All records are to be retyped faithfully and completely.

****************

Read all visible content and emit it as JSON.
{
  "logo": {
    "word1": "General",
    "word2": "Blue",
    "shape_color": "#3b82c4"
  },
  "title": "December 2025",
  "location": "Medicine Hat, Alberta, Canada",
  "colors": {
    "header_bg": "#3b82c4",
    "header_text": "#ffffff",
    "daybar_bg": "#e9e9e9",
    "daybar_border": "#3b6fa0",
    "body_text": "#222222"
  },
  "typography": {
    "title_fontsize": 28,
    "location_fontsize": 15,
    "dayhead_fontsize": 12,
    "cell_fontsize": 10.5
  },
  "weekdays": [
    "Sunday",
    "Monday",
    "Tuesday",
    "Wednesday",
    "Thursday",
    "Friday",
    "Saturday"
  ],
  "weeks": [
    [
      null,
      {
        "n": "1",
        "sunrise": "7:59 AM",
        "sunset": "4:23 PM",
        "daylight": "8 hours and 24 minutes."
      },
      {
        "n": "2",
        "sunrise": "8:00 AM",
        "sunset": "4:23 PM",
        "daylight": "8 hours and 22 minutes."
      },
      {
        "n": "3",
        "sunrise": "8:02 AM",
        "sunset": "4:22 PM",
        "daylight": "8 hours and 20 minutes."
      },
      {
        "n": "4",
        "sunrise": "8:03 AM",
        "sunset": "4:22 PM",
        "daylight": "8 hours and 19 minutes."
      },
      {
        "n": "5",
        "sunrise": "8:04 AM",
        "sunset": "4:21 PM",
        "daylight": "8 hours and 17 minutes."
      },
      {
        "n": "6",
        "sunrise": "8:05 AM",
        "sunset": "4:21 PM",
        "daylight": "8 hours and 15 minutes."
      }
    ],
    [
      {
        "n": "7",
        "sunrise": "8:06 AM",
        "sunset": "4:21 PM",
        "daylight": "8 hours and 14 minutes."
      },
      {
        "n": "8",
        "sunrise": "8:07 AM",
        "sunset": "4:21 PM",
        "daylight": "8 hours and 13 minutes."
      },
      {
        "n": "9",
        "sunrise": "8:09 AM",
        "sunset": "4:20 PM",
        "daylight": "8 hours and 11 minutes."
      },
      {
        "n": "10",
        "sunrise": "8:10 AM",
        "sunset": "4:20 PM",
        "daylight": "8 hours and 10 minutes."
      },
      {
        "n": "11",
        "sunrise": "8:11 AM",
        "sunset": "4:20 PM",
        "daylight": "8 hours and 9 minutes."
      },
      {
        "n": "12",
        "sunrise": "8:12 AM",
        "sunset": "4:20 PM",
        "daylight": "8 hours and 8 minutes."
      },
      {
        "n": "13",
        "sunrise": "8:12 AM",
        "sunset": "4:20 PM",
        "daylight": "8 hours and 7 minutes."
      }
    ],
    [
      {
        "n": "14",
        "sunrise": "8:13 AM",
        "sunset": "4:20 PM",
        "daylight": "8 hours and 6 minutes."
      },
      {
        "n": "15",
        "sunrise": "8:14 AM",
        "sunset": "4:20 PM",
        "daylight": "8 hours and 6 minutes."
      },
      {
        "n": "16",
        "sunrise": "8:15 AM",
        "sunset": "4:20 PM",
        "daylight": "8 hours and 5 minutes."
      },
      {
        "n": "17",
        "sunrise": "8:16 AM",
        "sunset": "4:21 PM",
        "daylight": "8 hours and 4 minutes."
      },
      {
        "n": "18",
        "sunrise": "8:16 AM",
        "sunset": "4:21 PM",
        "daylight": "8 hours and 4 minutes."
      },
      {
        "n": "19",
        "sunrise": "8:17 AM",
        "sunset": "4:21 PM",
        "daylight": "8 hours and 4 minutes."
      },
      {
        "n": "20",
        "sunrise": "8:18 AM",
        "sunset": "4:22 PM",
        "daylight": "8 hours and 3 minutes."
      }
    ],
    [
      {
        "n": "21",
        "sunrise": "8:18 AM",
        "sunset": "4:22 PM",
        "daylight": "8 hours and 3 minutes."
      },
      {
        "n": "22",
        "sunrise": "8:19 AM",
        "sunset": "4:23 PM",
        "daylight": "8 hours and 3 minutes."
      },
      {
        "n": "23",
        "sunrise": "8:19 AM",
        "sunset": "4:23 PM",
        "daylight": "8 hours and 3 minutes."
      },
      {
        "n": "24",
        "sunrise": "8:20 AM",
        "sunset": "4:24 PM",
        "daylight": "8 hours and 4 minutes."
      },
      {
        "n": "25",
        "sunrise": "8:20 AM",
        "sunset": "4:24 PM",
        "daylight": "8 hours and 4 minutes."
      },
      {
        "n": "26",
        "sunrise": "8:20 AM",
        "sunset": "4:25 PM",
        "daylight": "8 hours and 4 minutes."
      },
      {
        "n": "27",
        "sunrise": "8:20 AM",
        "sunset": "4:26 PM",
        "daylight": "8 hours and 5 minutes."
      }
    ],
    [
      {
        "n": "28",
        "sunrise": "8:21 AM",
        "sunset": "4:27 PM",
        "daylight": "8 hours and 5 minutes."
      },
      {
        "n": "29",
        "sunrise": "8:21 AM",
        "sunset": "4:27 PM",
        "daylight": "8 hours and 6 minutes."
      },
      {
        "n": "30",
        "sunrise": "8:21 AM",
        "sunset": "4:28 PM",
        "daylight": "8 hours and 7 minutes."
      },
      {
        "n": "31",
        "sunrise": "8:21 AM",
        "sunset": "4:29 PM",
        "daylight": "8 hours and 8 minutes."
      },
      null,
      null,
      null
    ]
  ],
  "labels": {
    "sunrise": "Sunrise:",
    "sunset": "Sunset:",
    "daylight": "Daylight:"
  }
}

****************

**Response to the exercise:**
Read all visible content and emit it as JSON.
{
  "logo": {
    "word1": "General",
    "word2": "Blue",
    "shape_color": "#3b82c4"
  },
  "title": "December 2025",
  "location": "Medicine Hat, Alberta, Canada",
  "colors": {
    "header_bg": "#3b82c4",
    "header_text": "#ffffff",
    "daybar_bg": "#e9e9e9",
    "daybar_border": "#3b6fa0",
    "body_text": "#222222"
  },
  "typography": {
    "title_fontsize": 28,
    "location_fontsize": 15,
    "dayhead_fontsize": 12,
    "cell_fontsize": 10.5
  },
  "weekdays": [
    "Sunday",
    "Monday",
    "Tuesday",
    "Wednesday",
    "Thursday",
    "Friday",
    "Saturday"
  ],
  "weeks": [
    [
      null,
      {
        "n": "1",
        "sunrise": "7:59 AM",
        "sunset": "4:23 PM",
        "daylight": "8 hours and 24 minutes."
      },
      {
        "n": "2",
        "sunrise": "8:00 AM",
        "sunset": "4:23 PM",
        "daylight": "8 hours and 22 minutes."
      },
      {
        "n": "3",
        "sunrise": "8:02 AM",
        "sunset": "4:22 PM",
        "daylight": "8 hours and 20 minutes."
      },
      {
        "n": "4",
        "sunrise": "8:03 AM",
        "sunset": "4:22 PM",
        "daylight": "8 hours and 19 minutes."
      },
      {
        "n": "5",
        "sunrise": "8:04 AM",
        "sunset": "4:21 PM",
        "daylight": "8 hours and 17 minutes."
      },
      {
        "n": "6",
        "sunrise": "8:05 AM",
        "sunset": "4:21 PM",
        "daylight": "8 hours and 15 minutes."
      }
    ],
    [
      {
        "n": "7",
        "sunrise": "8:06 AM",
        "sunset": "4:21 PM",
        "daylight": "8 hours and 14 minutes."
      },
      {
        "n": "8",
        "sunrise": "8:07 AM",
        "sunset": "4:21 PM",
        "daylight": "8 hours and 13 minutes."
      },
      {
        "n": "9",
        "sunrise": "8:09 AM",
        "sunset": "4:20 PM",
        "daylight": "8 hours and 11 minutes."
      },
      {
        "n": "10",
        "sunrise": "8:10 AM",
        "sunset": "4:20 PM",
        "daylight": "8 hours and 10 minutes."
      },
      {
        "n": "11",
        "sunrise": "8:11 AM",
        "sunset": "4:20 PM",
        "daylight": "8 hours and 9 minutes."
      },
      {
        "n": "12",
        "sunrise": "8:12 AM",
        "sunset": "4:20 PM",
        "daylight": "8 hours and 8 minutes."
      },
      {
        "n": "13",
        "sunrise": "8:12 AM",
        "sunset": "4:20 PM",
        "daylight": "8 hours and 7 minutes."
      }
    ],
    [
      {
        "n": "14",
        "sunrise": "8:13 AM",
        "sunset": "4:20 PM",
        "daylight": "8 hours and 6 minutes."
      },
      {
        "n": "15",
        "sunrise": "8:14 AM",
        "sunset": "4:20 PM",
        "daylight": "8 hours and 6 minutes."
      },
      {
        "n": "16",
        "sunrise": "8:15 AM",
        "sunset": "4:20 PM",
        "daylight": "8 hours and 5 minutes."
      },
      {
        "n": "17",
        "sunrise": "8:16 AM",
        "sunset": "4:21 PM",
        "daylight": "8 hours and 4 minutes."
      },
      {
        "n": "18",
        "sunrise": "8:16 AM",
        "sunset": "4:21 PM",
        "daylight": "8 hours and 4 minutes."
      },
      {
        "n": "19",
        "sunrise": "8:17 AM",
        "sunset": "4:21 PM",
        "daylight": "8 hours and 4 minutes."
      },
      {
        "n": "20",
        "sunrise": "8:18 AM",
        "sunset": "4:22 PM",
        "daylight": "8 hours and 3 minutes."
      }
    ],
    [
      {
        "n": "21",
        "sunrise": "8:18 AM",
        "sunset": "4:22 PM",
        "daylight": "8 hours and 3 minutes."
      },
      {
        "n": "22",
        "sunrise": "8:19 AM",
        "sunset": "4:23 PM",
        "daylight": "8 hours and 3 minutes."
      },
      {
        "n": "23",
        "sunrise": "8:19 AM",
        "sunset": "4:23 PM",
        "daylight": "8 hours and 3 minutes."
      },
      {
        "n": "24",
        "sunrise": "8:20 AM",
        "sunset": "4:24 PM",
        "daylight": "8 hours and 4 minutes."
      },
      {
        "n": "25",
        "sunrise": "8:20 AM",
        "sunset": "4:24 PM",
        "daylight": "8 hours and 4 minutes."
      },
      {
        "n": "26",
        "sunrise": "8:20 AM",
        "sunset": "4:25 PM",
        "daylight": "8 hours and 4 minutes."
      },
      {
        "n": "27",
        "sunrise": "8:20 AM",
        "sunset": "4:26 PM",
        "daylight": "8 hours and 5 minutes."
      }
    ],
    [
      {
        "n": "28",
        "sunrise": "8:21 AM",
        "sunset": "4:27 PM",
        "daylight": "8 hours and 5 minutes."
      },
      {
        "n": "29",
        "sunrise": "8:21 AM",
        "sunset": "4:27 PM",
        "daylight": "8 hours and 6 minutes."
      },
      {
        "n": "30",
        "sunrise": "8:21 AM",
        "sunset": "4:28 PM",
        "daylight": "8 hours and 7 minutes."
      },
      {
        "n": "31",
        "sunrise": "8:21 AM",
        "sunset": "4:29 PM",
        "daylight": "8 hours and 8 minutes."
      },
      null,
      null,
      null
    ]
  ],
  "labels": {
    "sunrise": "Sunrise:",
    "sunset": "Sunset:",
    "daylight": "Daylight:"
  }
}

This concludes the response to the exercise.